## [Given exercise]
Without further comment, state how many lines in the listing below contain the word "Schedule".

## [Exercise input]
========
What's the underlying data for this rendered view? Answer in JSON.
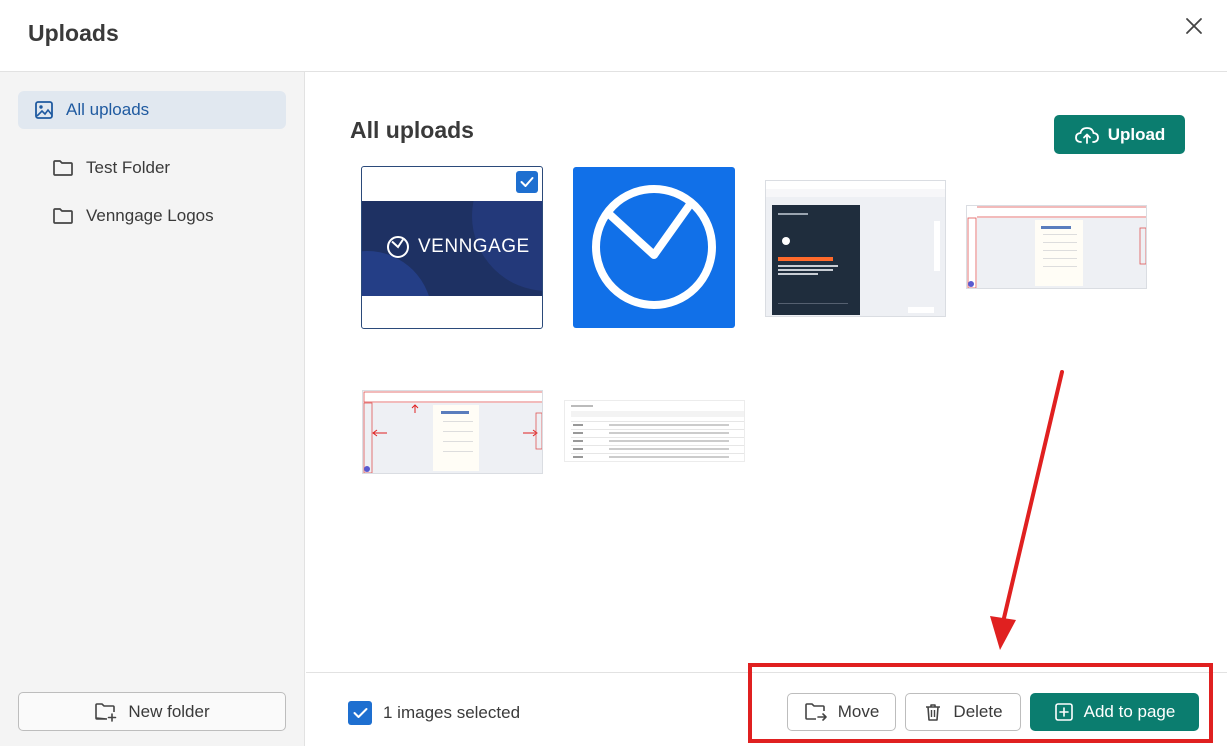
{
  "header": {
    "title": "Uploads"
  },
  "sidebar": {
    "active_item": {
      "label": "All uploads",
      "icon": "image-icon"
    },
    "folders": [
      {
        "label": "Test Folder",
        "icon": "folder-icon"
      },
      {
        "label": "Venngage Logos",
        "icon": "folder-icon"
      }
    ],
    "new_folder_label": "New folder"
  },
  "main": {
    "title": "All uploads",
    "upload_label": "Upload",
    "thumbnails": [
      {
        "kind": "venngage-banner",
        "logo_text": "VENNGAGE",
        "selected": true
      },
      {
        "kind": "clock-logo",
        "selected": false
      },
      {
        "kind": "screenshot-poster",
        "selected": false
      },
      {
        "kind": "screenshot-editor",
        "selected": false
      },
      {
        "kind": "screenshot-editor-annotated",
        "selected": false
      },
      {
        "kind": "table-screenshot",
        "selected": false
      }
    ]
  },
  "footer": {
    "selected_text": "1 images selected",
    "move_label": "Move",
    "delete_label": "Delete",
    "add_label": "Add to page"
  },
  "colors": {
    "primary": "#0b7d6f",
    "accent": "#1e6fd0",
    "annotation": "#e02020",
    "brand_navy": "#1e3163",
    "brand_blue": "#1170e8"
  }
}
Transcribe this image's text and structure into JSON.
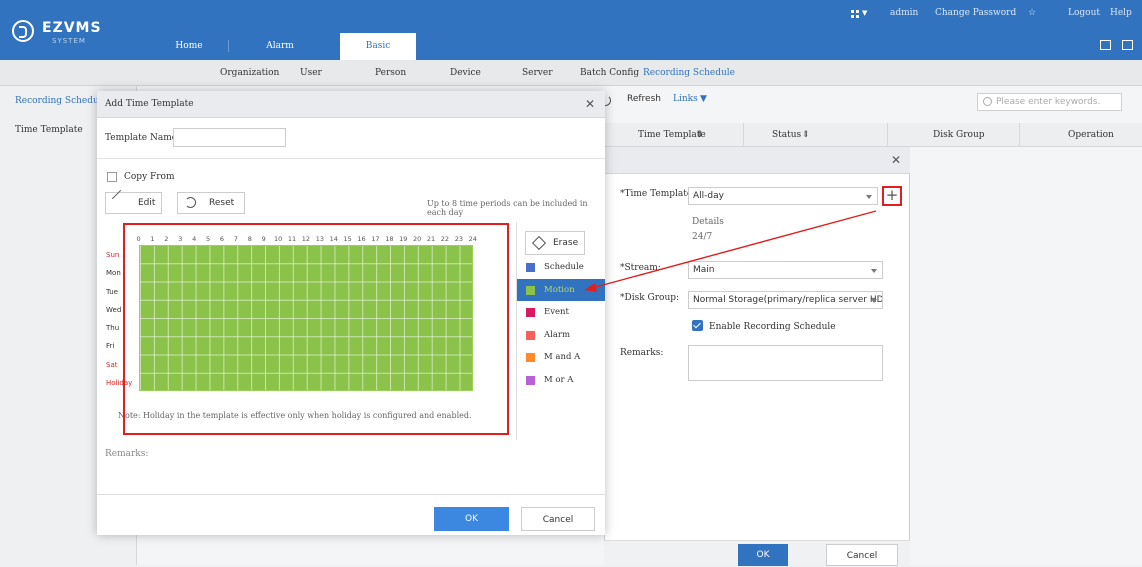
{
  "app": {
    "logo_title": "EZVMS",
    "logo_subtitle": "SYSTEM"
  },
  "topnav": {
    "tabs": [
      "Home",
      "Alarm Configuration",
      "Basic"
    ],
    "active_tab": "Basic"
  },
  "toplinks": {
    "user": "admin",
    "change_password": "Change Password",
    "logout": "Logout",
    "help": "Help"
  },
  "subnav": {
    "items": [
      "Organization",
      "User",
      "Person",
      "Device",
      "Server",
      "Batch Config",
      "Recording Schedule"
    ],
    "active": "Recording Schedule"
  },
  "leftnav": {
    "items": [
      "Recording Schedule",
      "Time Template"
    ],
    "active": "Recording Schedule"
  },
  "background": {
    "refresh_label": "Refresh",
    "links_label": "Links",
    "search_placeholder": "Please enter keywords.",
    "columns": [
      "Time Template",
      "Status",
      "Disk Group",
      "Operation"
    ]
  },
  "recording_dialog": {
    "time_template_label": "*Time Template:",
    "time_template_value": "All-day",
    "details_label": "Details",
    "details_value": "24/7",
    "stream_label": "*Stream:",
    "stream_value": "Main",
    "disk_group_label": "*Disk Group:",
    "disk_group_value": "Normal Storage(primary/replica server HDD",
    "enable_label": "Enable Recording Schedule",
    "remarks_label": "Remarks:",
    "ok_label": "OK",
    "cancel_label": "Cancel"
  },
  "template_dialog": {
    "title": "Add Time Template",
    "name_label": "Template Name:",
    "name_value": "",
    "copy_from_label": "Copy From",
    "edit_label": "Edit",
    "reset_label": "Reset",
    "hint": "Up to 8 time periods can be included in each day",
    "hours": [
      "0",
      "1",
      "2",
      "3",
      "4",
      "5",
      "6",
      "7",
      "8",
      "9",
      "10",
      "11",
      "12",
      "13",
      "14",
      "15",
      "16",
      "17",
      "18",
      "19",
      "20",
      "21",
      "22",
      "23",
      "24"
    ],
    "days": [
      {
        "label": "Sun",
        "red": true
      },
      {
        "label": "Mon",
        "red": false
      },
      {
        "label": "Tue",
        "red": false
      },
      {
        "label": "Wed",
        "red": false
      },
      {
        "label": "Thu",
        "red": false
      },
      {
        "label": "Fri",
        "red": false
      },
      {
        "label": "Sat",
        "red": true
      },
      {
        "label": "Holiday",
        "red": true
      }
    ],
    "note": "Note: Holiday in the template is effective only when holiday is configured and enabled.",
    "erase_label": "Erase",
    "legend": [
      {
        "label": "Schedule",
        "color": "#4a6fc9"
      },
      {
        "label": "Motion",
        "color": "#8bc34a",
        "selected": true
      },
      {
        "label": "Event",
        "color": "#d81b60"
      },
      {
        "label": "Alarm",
        "color": "#f4605a"
      },
      {
        "label": "M and A",
        "color": "#ff8a2a"
      },
      {
        "label": "M or A",
        "color": "#b562d6"
      }
    ],
    "remarks_label": "Remarks:",
    "ok_label": "OK",
    "cancel_label": "Cancel"
  },
  "colors": {
    "brand": "#3173bf",
    "motion": "#8bc34a",
    "annotation": "#e02020"
  }
}
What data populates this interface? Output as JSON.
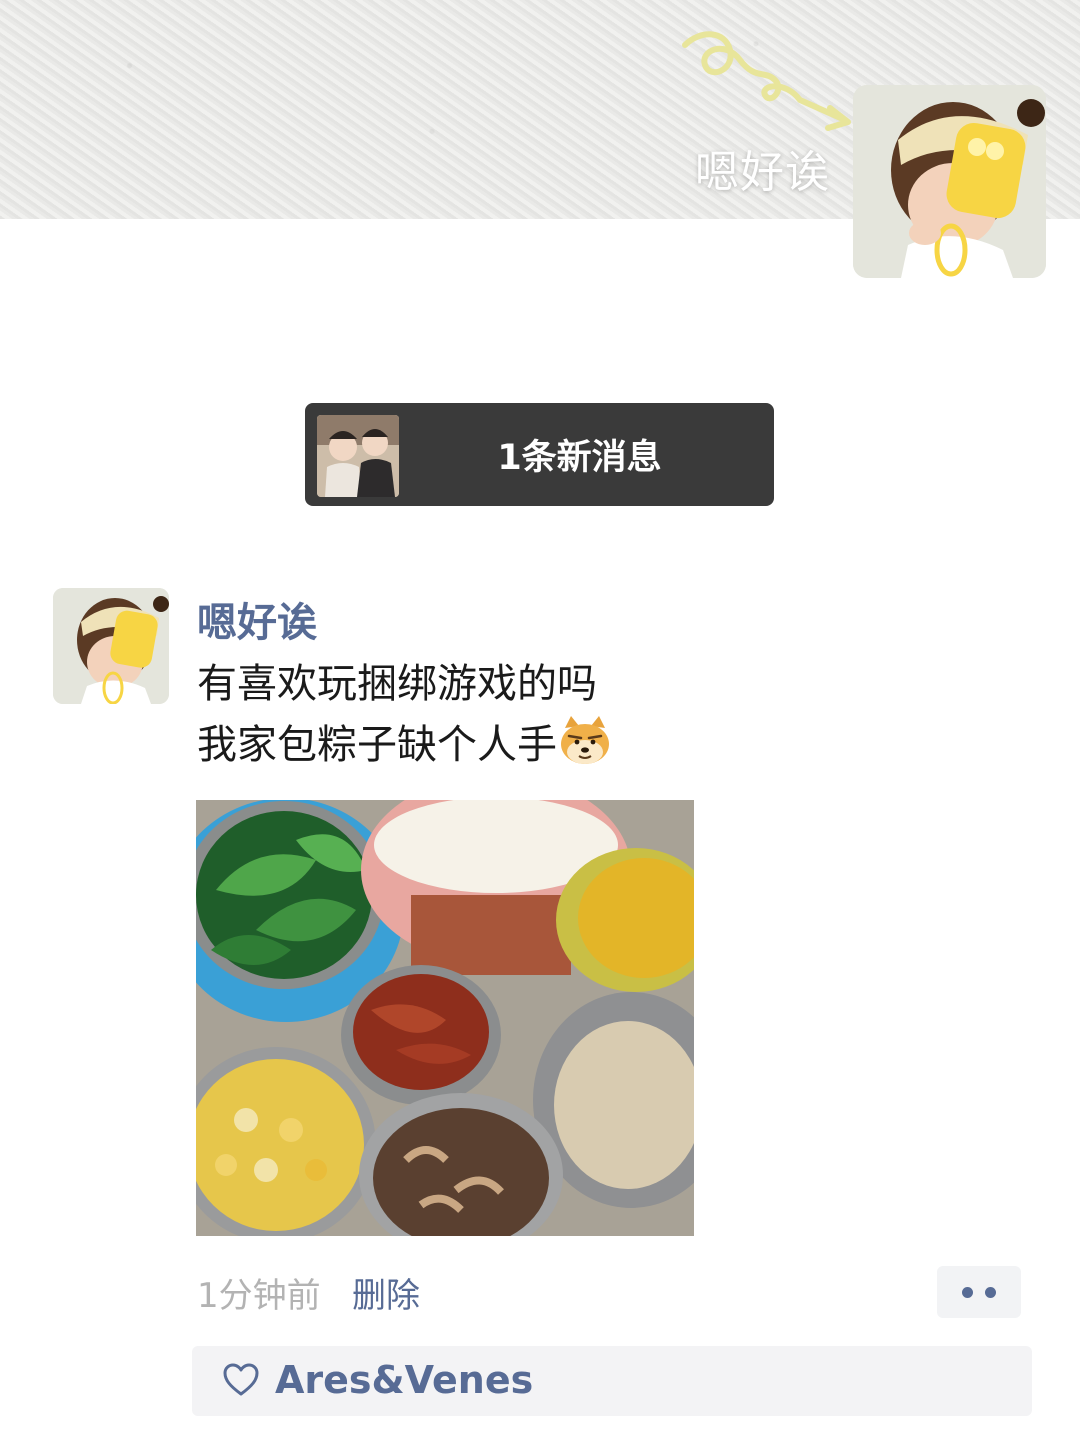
========
## [Written answer]
6